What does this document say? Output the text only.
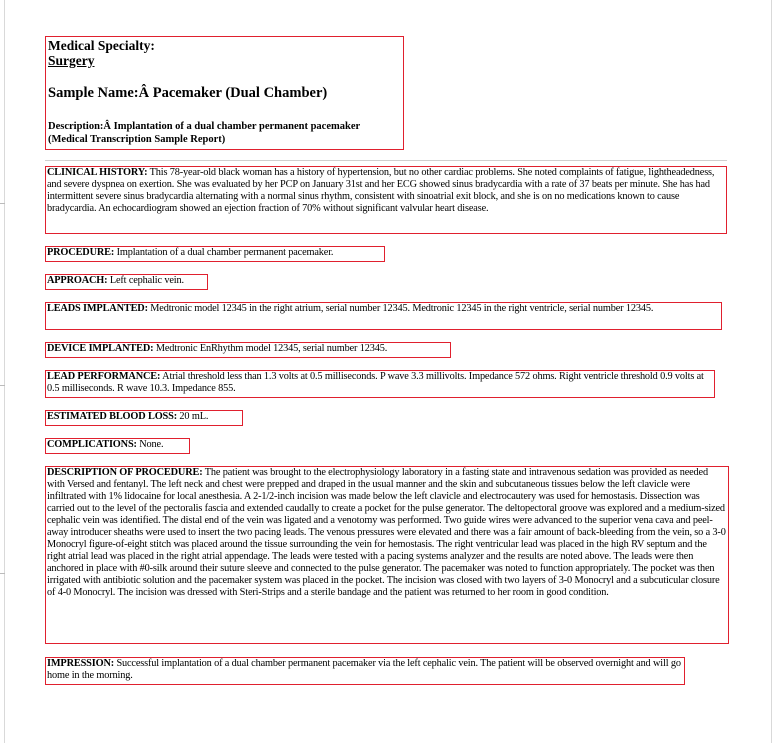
Medical Specialty:
Surgery
Sample Name:Â Pacemaker (Dual Chamber)
Description:Â Implantation of a dual chamber permanent pacemaker
(Medical Transcription Sample Report)
CLINICAL HISTORY: This 78-year-old black woman has a history of hypertension, but no other cardiac problems. She noted complaints of fatigue, lightheadedness, and severe dyspnea on exertion. She was evaluated by her PCP on January 31st and her ECG showed sinus bradycardia with a rate of 37 beats per minute. She has had intermittent severe sinus bradycardia alternating with a normal sinus rhythm, consistent with sinoatrial exit block, and she is on no medications known to cause bradycardia. An echocardiogram showed an ejection fraction of 70% without significant valvular heart disease.
PROCEDURE: Implantation of a dual chamber permanent pacemaker.
APPROACH: Left cephalic vein.
LEADS IMPLANTED: Medtronic model 12345 in the right atrium, serial number 12345. Medtronic 12345 in the right ventricle, serial number 12345.
DEVICE IMPLANTED: Medtronic EnRhythm model 12345, serial number 12345.
LEAD PERFORMANCE: Atrial threshold less than 1.3 volts at 0.5 milliseconds. P wave 3.3 millivolts. Impedance 572 ohms. Right ventricle threshold 0.9 volts at 0.5 milliseconds. R wave 10.3. Impedance 855.
ESTIMATED BLOOD LOSS: 20 mL.
COMPLICATIONS: None.
DESCRIPTION OF PROCEDURE: The patient was brought to the electrophysiology laboratory in a fasting state and intravenous sedation was provided as needed with Versed and fentanyl. The left neck and chest were prepped and draped in the usual manner and the skin and subcutaneous tissues below the left clavicle were infiltrated with 1% lidocaine for local anesthesia. A 2-1/2-inch incision was made below the left clavicle and electrocautery was used for hemostasis. Dissection was carried out to the level of the pectoralis fascia and extended caudally to create a pocket for the pulse generator. The deltopectoral groove was explored and a medium-sized cephalic vein was identified. The distal end of the vein was ligated and a venotomy was performed. Two guide wires were advanced to the superior vena cava and peel-away introducer sheaths were used to insert the two pacing leads. The venous pressures were elevated and there was a fair amount of back-bleeding from the vein, so a 3-0 Monocryl figure-of-eight stitch was placed around the tissue surrounding the vein for hemostasis. The right ventricular lead was placed in the high RV septum and the right atrial lead was placed in the right atrial appendage. The leads were tested with a pacing systems analyzer and the results are noted above. The leads were then anchored in place with #0-silk around their suture sleeve and connected to the pulse generator. The pacemaker was noted to function appropriately. The pocket was then irrigated with antibiotic solution and the pacemaker system was placed in the pocket. The incision was closed with two layers of 3-0 Monocryl and a subcuticular closure of 4-0 Monocryl. The incision was dressed with Steri-Strips and a sterile bandage and the patient was returned to her room in good condition.
IMPRESSION: Successful implantation of a dual chamber permanent pacemaker via the left cephalic vein. The patient will be observed overnight and will go home in the morning.
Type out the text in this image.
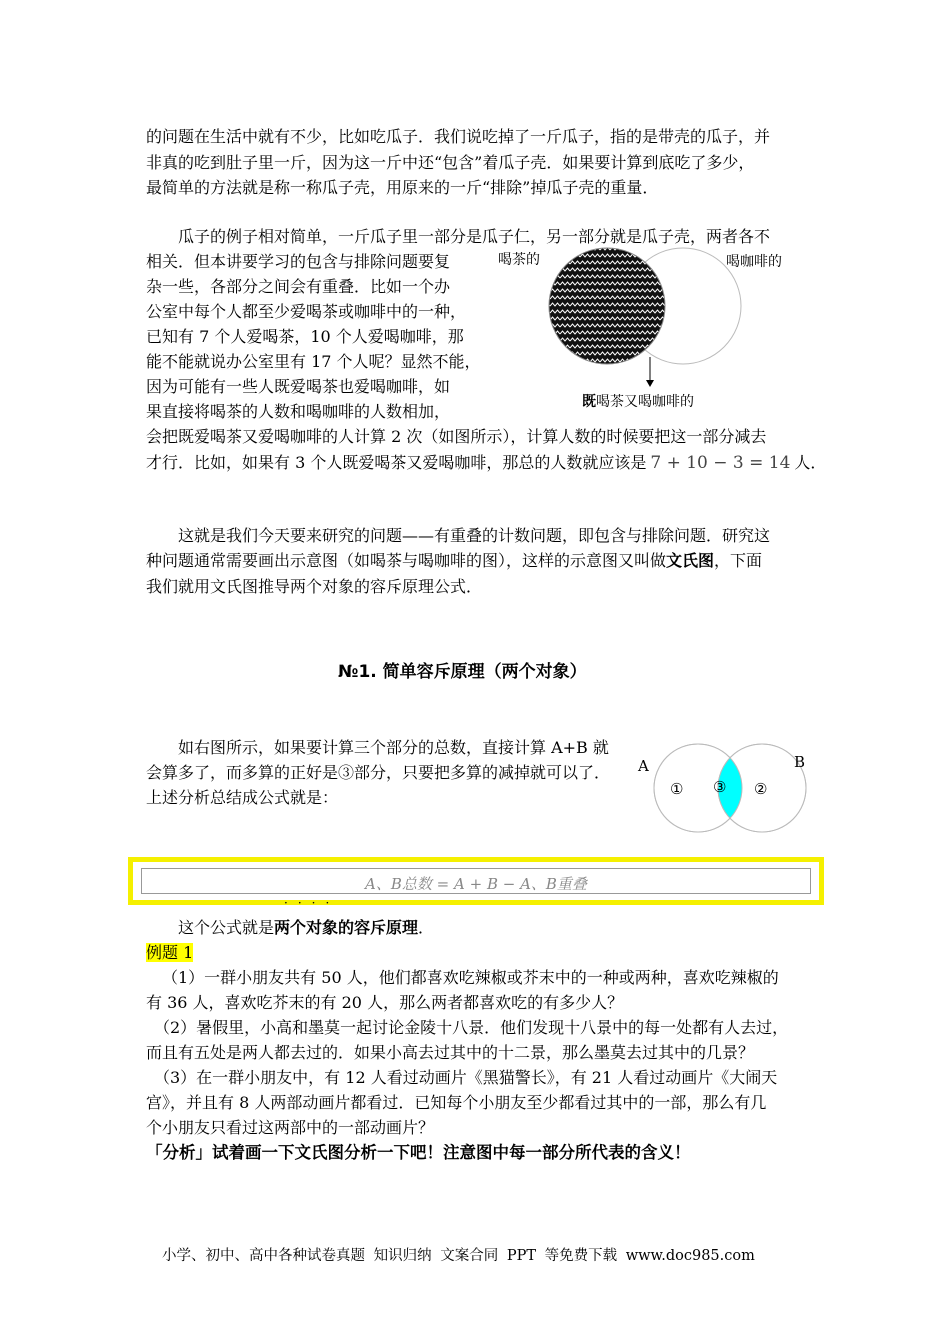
的问题在生活中就有不少，比如吃瓜子．我们说吃掉了一斤瓜子，指的是带壳的瓜子，并

非真的吃到肚子里一斤，因为这一斤中还“包含”着瓜子壳．如果要计算到底吃了多少，

最简单的方法就是称一称瓜子壳，用原来的一斤“排除”掉瓜子壳的重量．

瓜子的例子相对简单，一斤瓜子里一部分是瓜子仁，另一部分就是瓜子壳，两者各不

相关．但本讲要学习的包含与排除问题要复

杂一些，各部分之间会有重叠．比如一个办

公室中每个人都至少爱喝茶或咖啡中的一种，

已知有 7 个人爱喝茶，10 个人爱喝咖啡，那

能不能就说办公室里有 17 个人呢？显然不能，

因为可能有一些人既爱喝茶也爱喝咖啡，如

果直接将喝茶的人数和喝咖啡的人数相加，

会把既爱喝茶又爱喝咖啡的人计算 2 次（如图所示），计算人数的时候要把这一部分减去

才行．比如，如果有 3 个人既爱喝茶又爱喝咖啡，那总的人数就应该是 7 + 10 − 3 = 14 人．

喝茶的	喝咖啡的
既喝茶又喝咖啡的

这就是我们今天要来研究的问题——有重叠的计数问题，即包含与排除问题．研究这

种问题通常需要画出示意图（如喝茶与喝咖啡的图），这样的示意图又叫做文氏图，下面

我们就用文氏图推导两个对象的容斥原理公式．

№1. 简单容斥原理（两个对象）

如右图所示，如果要计算三个部分的总数，直接计算 A+B 就

会算多了，而多算的正好是③部分，只要把多算的减掉就可以了．

上述分析总结成公式就是：

A	B
① ③ ②
A、B总数 = A + B − A、B重叠
····

这个公式就是两个对象的容斥原理．

例题 1

（1）一群小朋友共有 50 人，他们都喜欢吃辣椒或芥末中的一种或两种，喜欢吃辣椒的

有 36 人，喜欢吃芥末的有 20 人，那么两者都喜欢吃的有多少人？

（2）暑假里，小高和墨莫一起讨论金陵十八景．他们发现十八景中的每一处都有人去过，

而且有五处是两人都去过的．如果小高去过其中的十二景，那么墨莫去过其中的几景？

（3）在一群小朋友中，有 12 人看过动画片《黑猫警长》，有 21 人看过动画片《大闹天

宫》，并且有 8 人两部动画片都看过．已知每个小朋友至少都看过其中的一部，那么有几

个小朋友只看过这两部中的一部动画片？

「分析」试着画一下文氏图分析一下吧！注意图中每一部分所代表的含义！

小学、初中、高中各种试卷真题 知识归纳 文案合同 PPT 等免费下载 www.doc985.com
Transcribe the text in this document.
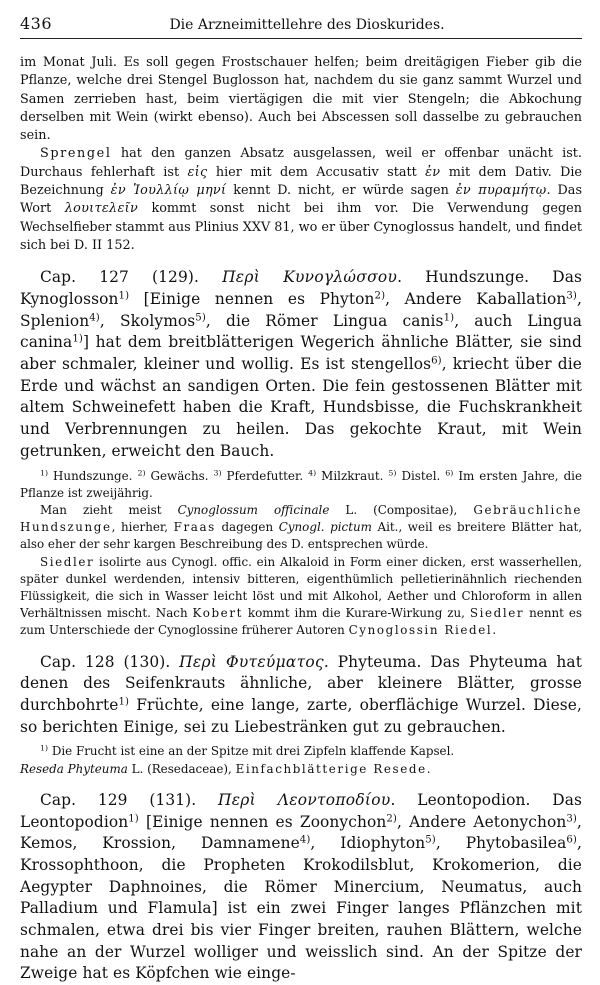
436	Die Arzneimittellehre des Dioskurides.

im Monat Juli. Es soll gegen Frostschauer helfen; beim dreitägigen Fieber gib die Pflanze, welche drei Stengel Buglosson hat, nachdem du sie ganz sammt Wurzel und Samen zerrieben hast, beim viertägigen die mit vier Stengeln; die Abkochung derselben mit Wein (wirkt ebenso). Auch bei Abscessen soll dasselbe zu gebrauchen sein.

Sprengel hat den ganzen Absatz ausgelassen, weil er offenbar unächt ist. Durchaus fehlerhaft ist εἰς hier mit dem Accusativ statt ἐν mit dem Dativ. Die Bezeichnung ἐν Ἰουλλίῳ μηνί kennt D. nicht, er würde sagen ἐν πυραμήτῳ. Das Wort λουιτελεῖν kommt sonst nicht bei ihm vor. Die Verwendung gegen Wechselfieber stammt aus Plinius XXV 81, wo er über Cynoglossus handelt, und findet sich bei D. II 152.

Cap. 127 (129). Περὶ Κυνογλώσσου. Hundszunge. Das Kynoglosson$^{1)}$ [Einige nennen es Phyton$^{2)}$, Andere Kaballation$^{3)}$, Splenion$^{4)}$, Skolymos$^{5)}$, die Römer Lingua canis$^{1)}$, auch Lingua canina$^{1)}$] hat dem breitblätterigen Wegerich ähnliche Blätter, sie sind aber schmaler, kleiner und wollig. Es ist stengellos$^{6)}$, kriecht über die Erde und wächst an sandigen Orten. Die fein gestossenen Blätter mit altem Schweinefett haben die Kraft, Hundsbisse, die Fuchskrankheit und Verbrennungen zu heilen. Das gekochte Kraut, mit Wein getrunken, erweicht den Bauch.

$^{1)}$ Hundszunge. $^{2)}$ Gewächs. $^{3)}$ Pferdefutter. $^{4)}$ Milzkraut. $^{5)}$ Distel. $^{6)}$ Im ersten Jahre, die Pflanze ist zweijährig.

Man zieht meist Cynoglossum officinale L. (Compositae), Gebräuchliche Hundszunge, hierher, Fraas dagegen Cynogl. pictum Ait., weil es breitere Blätter hat, also eher der sehr kargen Beschreibung des D. entsprechen würde.

Siedler isolirte aus Cynogl. offic. ein Alkaloid in Form einer dicken, erst wasserhellen, später dunkel werdenden, intensiv bitteren, eigenthümlich pelletierinähnlich riechenden Flüssigkeit, die sich in Wasser leicht löst und mit Alkohol, Aether und Chloroform in allen Verhältnissen mischt. Nach Kobert kommt ihm die Kurare-Wirkung zu, Siedler nennt es zum Unterschiede der Cynoglossine früherer Autoren Cynoglossin Riedel.

Cap. 128 (130). Περὶ Φυτεύματος. Phyteuma. Das Phyteuma hat denen des Seifenkrauts ähnliche, aber kleinere Blätter, grosse durchbohrte$^{1)}$ Früchte, eine lange, zarte, oberflächige Wurzel. Diese, so berichten Einige, sei zu Liebestränken gut zu gebrauchen.

$^{1)}$ Die Frucht ist eine an der Spitze mit drei Zipfeln klaffende Kapsel.

Reseda Phyteuma L. (Resedaceae), Einfachblätterige Resede.

Cap. 129 (131). Περὶ Λεοντοποδίου. Leontopodion. Das Leontopodion$^{1)}$ [Einige nennen es Zoonychon$^{2)}$, Andere Aetonychon$^{3)}$, Kemos, Krossion, Damnamene$^{4)}$, Idiophyton$^{5)}$, Phytobasilea$^{6)}$, Krossophthoon, die Propheten Krokodilsblut, Krokomerion, die Aegypter Daphnoines, die Römer Minercium, Neumatus, auch Palladium und Flamula] ist ein zwei Finger langes Pflänzchen mit schmalen, etwa drei bis vier Finger breiten, rauhen Blättern, welche nahe an der Wurzel wolliger und weisslich sind. An der Spitze der Zweige hat es Köpfchen wie einge-
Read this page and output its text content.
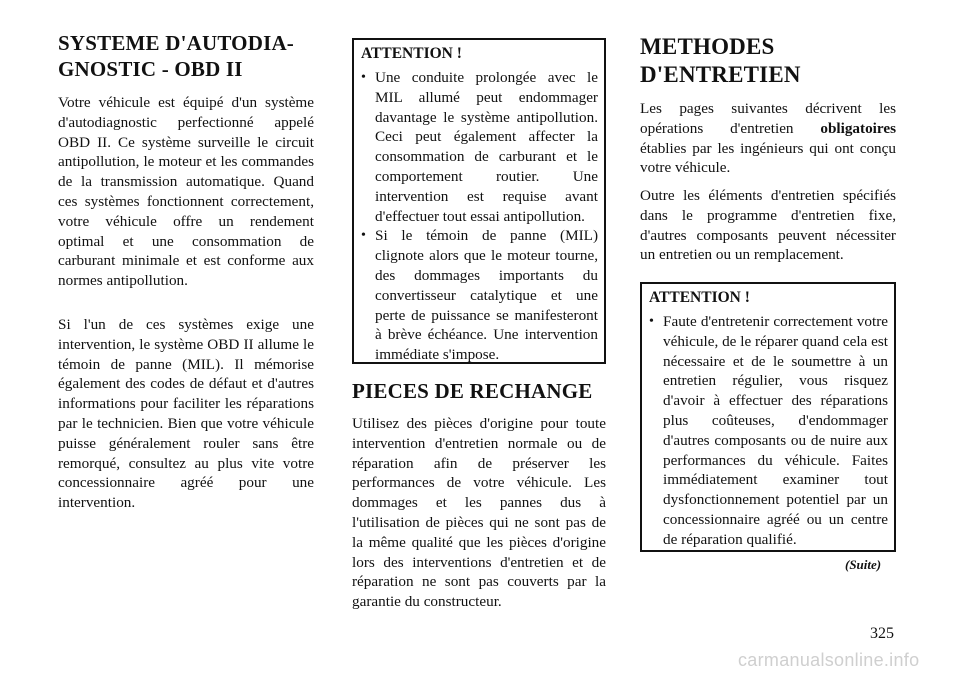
SYSTEME D'AUTODIA-
GNOSTIC - OBD II

Votre véhicule est équipé d'un système d'autodiagnostic perfectionné appelé OBD II. Ce système surveille le circuit antipollution, le moteur et les commandes de la transmission automatique. Quand ces systèmes fonctionnent correctement, votre véhicule offre un rendement optimal et une consommation de carburant minimale et est conforme aux normes antipollution.

Si l'un de ces systèmes exige une intervention, le système OBD II allume le témoin de panne (MIL). Il mémorise également des codes de défaut et d'autres informations pour faciliter les réparations par le technicien. Bien que votre véhicule puisse généralement rouler sans être remorqué, consultez au plus vite votre concessionnaire agréé pour une intervention.

ATTENTION !
• Une conduite prolongée avec le MIL allumé peut endommager davantage le système antipollution. Ceci peut également affecter la consommation de carburant et le comportement routier. Une intervention est requise avant d'effectuer tout essai antipollution.
• Si le témoin de panne (MIL) clignote alors que le moteur tourne, des dommages importants du convertisseur catalytique et une perte de puissance se manifesteront à brève échéance. Une intervention immédiate s'impose.
PIECES DE RECHANGE

Utilisez des pièces d'origine pour toute intervention d'entretien normale ou de réparation afin de préserver les performances de votre véhicule. Les dommages et les pannes dus à l'utilisation de pièces qui ne sont pas de la même qualité que les pièces d'origine lors des interventions d'entretien et de réparation ne sont pas couverts par la garantie du constructeur.

METHODES
D'ENTRETIEN

Les pages suivantes décrivent les opérations d'entretien obligatoires établies par les ingénieurs qui ont conçu votre véhicule.

Outre les éléments d'entretien spécifiés dans le programme d'entretien fixe, d'autres composants peuvent nécessiter un entretien ou un remplacement.

ATTENTION !
• Faute d'entretenir correctement votre véhicule, de le réparer quand cela est nécessaire et de le soumettre à un entretien régulier, vous risquez d'avoir à effectuer des réparations plus coûteuses, d'endommager d'autres composants ou de nuire aux performances du véhicule. Faites immédiatement examiner tout dysfonctionnement potentiel par un concessionnaire agréé ou un centre de réparation qualifié.
(Suite)
325
carmanualsonline.info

----

▶ Exercise goal: Copy each line from the data above that includes "permanent".

▶ Task answer:
Description:Â Implantation of a dual chamber permanent pacemaker
PROCEDURE: Implantation of a dual chamber permanent pacemaker.
IMPRESSION: Successful implantation of a dual chamber permanent pacemaker via the left cephalic vein. The patient will be observed overnight and will go home in the morning.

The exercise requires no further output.